**Problem requirements**
Give every entry again, unchanged, and leave its images out.

[Saved entries]

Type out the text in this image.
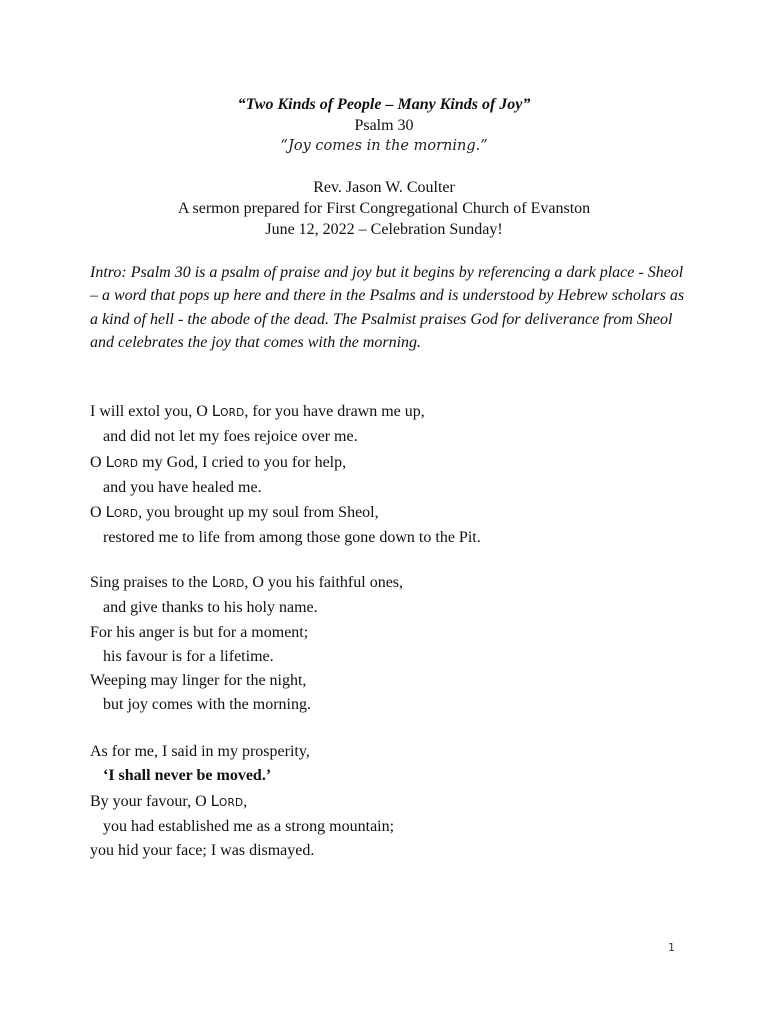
“Two Kinds of People – Many Kinds of Joy”
Psalm 30
“Joy comes in the morning.”
Rev. Jason W. Coulter
A sermon prepared for First Congregational Church of Evanston
June 12, 2022 – Celebration Sunday!
Intro: Psalm 30 is a psalm of praise and joy but it begins by referencing a dark place - Sheol – a word that pops up here and there in the Psalms and is understood by Hebrew scholars as a kind of hell - the abode of the dead. The Psalmist praises God for deliverance from Sheol and celebrates the joy that comes with the morning.
I will extol you, O LORD, for you have drawn me up,
and did not let my foes rejoice over me.
O LORD my God, I cried to you for help,
and you have healed me.
O LORD, you brought up my soul from Sheol,
restored me to life from among those gone down to the Pit.
Sing praises to the LORD, O you his faithful ones,
and give thanks to his holy name.
For his anger is but for a moment;
his favour is for a lifetime.
Weeping may linger for the night,
but joy comes with the morning.
As for me, I said in my prosperity,
‘I shall never be moved.’
By your favour, O LORD,
you had established me as a strong mountain;
you hid your face; I was dismayed.
1
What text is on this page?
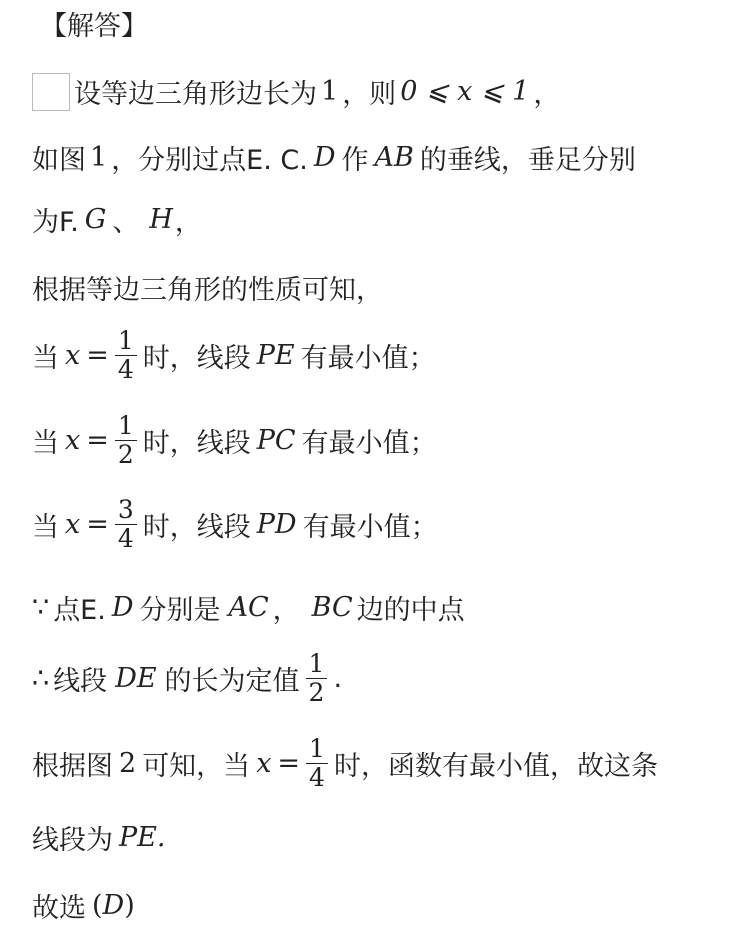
【解答】
设等边三角形边长为 1 ，则 0 ⩽ x ⩽ 1 ，
如图 1 ，分别过点E. C. D 作 AB 的垂线，垂足分别
为F. G 、 H ，
根据等边三角形的性质可知，
当 $x = \frac{1}{4}$ 时，线段 PE 有最小值；
当 $x = \frac{1}{2}$ 时，线段 PC 有最小值；
当 $x = \frac{3}{4}$ 时，线段 PD 有最小值；
∵ 点E. D 分别是 AC ， BC 边的中点
∴ 线段 DE 的长为定值 $\frac{1}{2}$ .
根据图 2 可知，当 $x = \frac{1}{4}$ 时，函数有最小值，故这条
线段为 PE.
故选 ( D )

**Written answer**
Type out the text in this image.
“Two Kinds of People – Many Kinds of Joy”
Psalm 30
“Joy comes in the morning.”
Rev. Jason W. Coulter
A sermon prepared for First Congregational Church of Evanston
June 12, 2022 – Celebration Sunday!
Intro: Psalm 30 is a psalm of praise and joy but it begins by referencing a dark place - Sheol – a word that pops up here and there in the Psalms and is understood by Hebrew scholars as a kind of hell - the abode of the dead. The Psalmist praises God for deliverance from Sheol and celebrates the joy that comes with the morning.
I will extol you, O LORD, for you have drawn me up,
and did not let my foes rejoice over me.
O LORD my God, I cried to you for help,
and you have healed me.
O LORD, you brought up my soul from Sheol,
restored me to life from among those gone down to the Pit.
Sing praises to the LORD, O you his faithful ones,
and give thanks to his holy name.
For his anger is but for a moment;
his favour is for a lifetime.
Weeping may linger for the night,
but joy comes with the morning.
As for me, I said in my prosperity,
‘I shall never be moved.’
By your favour, O LORD,
you had established me as a strong mountain;
you hid your face; I was dismayed.
1
What text is on this page?
【解答】
设等边三角形边长为 1 ，则 0 ⩽ x ⩽ 1 ，
如图 1 ，分别过点E. C. D 作 AB 的垂线，垂足分别
为F. G 、 H ，
根据等边三角形的性质可知，
当 $x = \frac{1}{4}$ 时，线段 PE 有最小值；
当 $x = \frac{1}{2}$ 时，线段 PC 有最小值；
当 $x = \frac{3}{4}$ 时，线段 PD 有最小值；
∵ 点E. D 分别是 AC ， BC 边的中点
∴ 线段 DE 的长为定值 $\frac{1}{2}$ .
根据图 2 可知，当 $x = \frac{1}{4}$ 时，函数有最小值，故这条
线段为 PE.
故选 ( D )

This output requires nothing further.